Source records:
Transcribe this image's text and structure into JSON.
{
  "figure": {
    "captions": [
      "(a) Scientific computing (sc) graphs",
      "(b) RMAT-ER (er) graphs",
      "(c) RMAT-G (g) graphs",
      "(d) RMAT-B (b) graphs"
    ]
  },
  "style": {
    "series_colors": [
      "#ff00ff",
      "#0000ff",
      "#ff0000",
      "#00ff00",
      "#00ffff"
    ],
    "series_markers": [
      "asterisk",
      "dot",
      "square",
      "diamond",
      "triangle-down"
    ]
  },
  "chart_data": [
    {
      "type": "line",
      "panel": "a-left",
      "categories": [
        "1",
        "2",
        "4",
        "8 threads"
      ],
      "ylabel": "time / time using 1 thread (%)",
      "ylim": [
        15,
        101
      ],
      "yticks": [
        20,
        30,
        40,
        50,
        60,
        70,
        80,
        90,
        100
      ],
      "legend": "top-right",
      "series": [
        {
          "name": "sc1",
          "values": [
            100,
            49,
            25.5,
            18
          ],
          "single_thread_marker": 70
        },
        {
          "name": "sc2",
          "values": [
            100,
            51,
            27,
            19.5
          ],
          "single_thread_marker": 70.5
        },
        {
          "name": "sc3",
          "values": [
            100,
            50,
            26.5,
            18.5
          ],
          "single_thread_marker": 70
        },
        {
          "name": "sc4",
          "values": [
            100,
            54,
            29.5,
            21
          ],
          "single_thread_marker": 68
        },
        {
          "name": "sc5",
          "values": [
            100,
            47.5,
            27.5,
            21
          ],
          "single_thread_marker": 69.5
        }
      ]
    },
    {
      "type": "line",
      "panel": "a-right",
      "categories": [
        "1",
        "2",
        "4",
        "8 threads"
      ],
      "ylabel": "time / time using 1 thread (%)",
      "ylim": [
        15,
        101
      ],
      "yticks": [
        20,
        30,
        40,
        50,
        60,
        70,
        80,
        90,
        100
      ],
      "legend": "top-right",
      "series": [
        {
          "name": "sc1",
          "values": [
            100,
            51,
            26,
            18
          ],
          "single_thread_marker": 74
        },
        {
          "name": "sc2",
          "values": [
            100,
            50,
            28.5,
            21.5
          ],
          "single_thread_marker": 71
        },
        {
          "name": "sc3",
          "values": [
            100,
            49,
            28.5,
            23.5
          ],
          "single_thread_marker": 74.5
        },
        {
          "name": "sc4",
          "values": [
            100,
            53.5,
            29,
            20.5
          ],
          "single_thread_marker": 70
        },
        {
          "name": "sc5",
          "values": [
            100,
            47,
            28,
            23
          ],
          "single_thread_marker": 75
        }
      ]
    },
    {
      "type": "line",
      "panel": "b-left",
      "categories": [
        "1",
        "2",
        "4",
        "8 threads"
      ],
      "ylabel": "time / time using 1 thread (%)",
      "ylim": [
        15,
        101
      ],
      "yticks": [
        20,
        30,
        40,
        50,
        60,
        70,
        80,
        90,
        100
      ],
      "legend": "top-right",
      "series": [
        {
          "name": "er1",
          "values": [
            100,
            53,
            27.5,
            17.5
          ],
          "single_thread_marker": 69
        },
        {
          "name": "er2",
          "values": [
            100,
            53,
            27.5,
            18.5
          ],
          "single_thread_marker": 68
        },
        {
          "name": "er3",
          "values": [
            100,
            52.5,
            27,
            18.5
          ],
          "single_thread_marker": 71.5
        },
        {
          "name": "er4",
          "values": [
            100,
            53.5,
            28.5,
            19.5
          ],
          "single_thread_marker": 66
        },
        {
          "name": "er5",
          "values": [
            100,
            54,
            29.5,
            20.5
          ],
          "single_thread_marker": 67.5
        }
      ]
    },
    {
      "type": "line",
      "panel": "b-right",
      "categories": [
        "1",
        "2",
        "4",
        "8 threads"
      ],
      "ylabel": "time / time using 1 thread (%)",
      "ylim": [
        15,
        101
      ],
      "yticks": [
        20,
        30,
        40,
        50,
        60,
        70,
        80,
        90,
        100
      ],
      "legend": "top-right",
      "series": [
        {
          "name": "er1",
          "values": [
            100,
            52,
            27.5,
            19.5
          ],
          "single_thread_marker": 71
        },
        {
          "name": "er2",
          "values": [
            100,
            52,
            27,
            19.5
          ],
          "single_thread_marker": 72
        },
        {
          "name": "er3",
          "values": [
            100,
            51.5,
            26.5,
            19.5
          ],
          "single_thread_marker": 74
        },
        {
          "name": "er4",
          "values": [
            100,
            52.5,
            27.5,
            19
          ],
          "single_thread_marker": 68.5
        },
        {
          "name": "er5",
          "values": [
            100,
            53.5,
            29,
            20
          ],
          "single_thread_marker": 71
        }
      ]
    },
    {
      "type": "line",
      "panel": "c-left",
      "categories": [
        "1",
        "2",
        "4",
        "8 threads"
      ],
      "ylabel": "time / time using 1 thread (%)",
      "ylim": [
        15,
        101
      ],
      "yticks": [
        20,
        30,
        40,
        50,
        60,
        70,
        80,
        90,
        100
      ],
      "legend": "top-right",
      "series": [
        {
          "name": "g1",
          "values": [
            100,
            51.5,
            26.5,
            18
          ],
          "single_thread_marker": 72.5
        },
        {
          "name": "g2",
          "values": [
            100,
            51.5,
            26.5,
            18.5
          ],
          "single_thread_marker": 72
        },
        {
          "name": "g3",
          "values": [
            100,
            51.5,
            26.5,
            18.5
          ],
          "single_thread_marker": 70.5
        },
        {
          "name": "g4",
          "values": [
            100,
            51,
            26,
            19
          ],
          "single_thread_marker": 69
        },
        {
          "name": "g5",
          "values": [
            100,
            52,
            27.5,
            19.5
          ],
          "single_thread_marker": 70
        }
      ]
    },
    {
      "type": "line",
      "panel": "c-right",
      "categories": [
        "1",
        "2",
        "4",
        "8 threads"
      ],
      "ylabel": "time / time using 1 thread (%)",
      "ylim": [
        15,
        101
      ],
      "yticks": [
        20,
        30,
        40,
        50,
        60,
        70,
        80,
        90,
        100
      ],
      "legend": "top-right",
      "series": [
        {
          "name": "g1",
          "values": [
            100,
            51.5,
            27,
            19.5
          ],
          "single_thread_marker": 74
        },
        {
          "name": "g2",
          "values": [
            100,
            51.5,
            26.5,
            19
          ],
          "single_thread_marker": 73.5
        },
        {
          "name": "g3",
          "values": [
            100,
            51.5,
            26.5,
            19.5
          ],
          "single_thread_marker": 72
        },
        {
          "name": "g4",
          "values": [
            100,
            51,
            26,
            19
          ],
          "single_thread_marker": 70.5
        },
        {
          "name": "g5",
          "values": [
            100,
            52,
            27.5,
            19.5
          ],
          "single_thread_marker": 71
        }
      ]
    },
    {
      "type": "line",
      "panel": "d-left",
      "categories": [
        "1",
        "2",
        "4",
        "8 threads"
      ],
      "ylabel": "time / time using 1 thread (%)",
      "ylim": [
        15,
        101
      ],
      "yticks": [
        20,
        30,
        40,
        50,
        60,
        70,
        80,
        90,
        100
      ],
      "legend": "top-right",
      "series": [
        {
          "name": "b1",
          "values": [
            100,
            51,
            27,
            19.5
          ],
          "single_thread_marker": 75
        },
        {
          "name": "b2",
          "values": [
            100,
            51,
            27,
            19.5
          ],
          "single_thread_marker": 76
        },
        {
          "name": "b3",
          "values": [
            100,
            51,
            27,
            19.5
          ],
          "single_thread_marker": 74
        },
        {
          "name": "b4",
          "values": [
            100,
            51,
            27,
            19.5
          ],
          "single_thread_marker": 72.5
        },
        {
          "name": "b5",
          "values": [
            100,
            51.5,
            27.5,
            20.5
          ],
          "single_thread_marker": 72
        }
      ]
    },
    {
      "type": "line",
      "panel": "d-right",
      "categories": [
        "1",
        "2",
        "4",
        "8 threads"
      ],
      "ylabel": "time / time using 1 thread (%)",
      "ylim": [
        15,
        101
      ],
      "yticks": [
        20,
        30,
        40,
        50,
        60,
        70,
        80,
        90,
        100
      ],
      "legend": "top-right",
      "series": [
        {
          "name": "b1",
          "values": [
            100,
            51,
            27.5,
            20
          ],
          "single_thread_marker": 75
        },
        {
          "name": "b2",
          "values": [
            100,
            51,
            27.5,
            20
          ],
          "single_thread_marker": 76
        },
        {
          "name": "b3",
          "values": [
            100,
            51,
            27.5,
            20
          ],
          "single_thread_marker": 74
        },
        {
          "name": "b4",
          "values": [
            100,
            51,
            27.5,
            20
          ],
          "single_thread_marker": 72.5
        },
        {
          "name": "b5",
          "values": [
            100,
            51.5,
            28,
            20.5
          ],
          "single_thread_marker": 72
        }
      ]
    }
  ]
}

WHAT IS REQUIRED
Return only those lines of the records that contain the string "graphs".

ANSWER TO THE TASK
      "(a) Scientific computing (sc) graphs",
      "(b) RMAT-ER (er) graphs",
      "(c) RMAT-G (g) graphs",
      "(d) RMAT-B (b) graphs"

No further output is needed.